## TASK INPUT:

— BEGIN —

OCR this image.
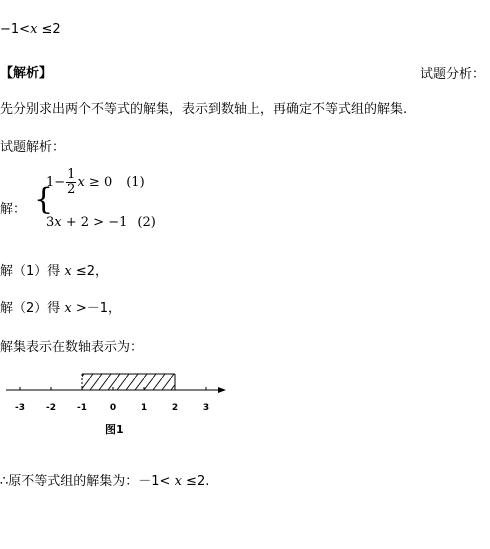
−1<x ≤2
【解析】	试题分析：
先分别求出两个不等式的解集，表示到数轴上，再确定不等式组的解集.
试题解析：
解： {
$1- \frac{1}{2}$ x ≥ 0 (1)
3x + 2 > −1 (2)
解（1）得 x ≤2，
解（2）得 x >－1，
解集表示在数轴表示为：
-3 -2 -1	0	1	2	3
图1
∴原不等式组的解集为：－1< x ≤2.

— END —

## WORK INSTRUCTIONS:
Print every entry above again without changing a word, and omit the pictures.

## TASK RESULT:
OCR this image.
−1<x ≤2
【解析】	试题分析：
先分别求出两个不等式的解集，表示到数轴上，再确定不等式组的解集.
试题解析：
解： {
$1- \frac{1}{2}$ x ≥ 0 (1)
3x + 2 > −1 (2)
解（1）得 x ≤2，
解（2）得 x >－1，
解集表示在数轴表示为：
-3 -2 -1	0	1	2	3
图1
∴原不等式组的解集为：－1< x ≤2.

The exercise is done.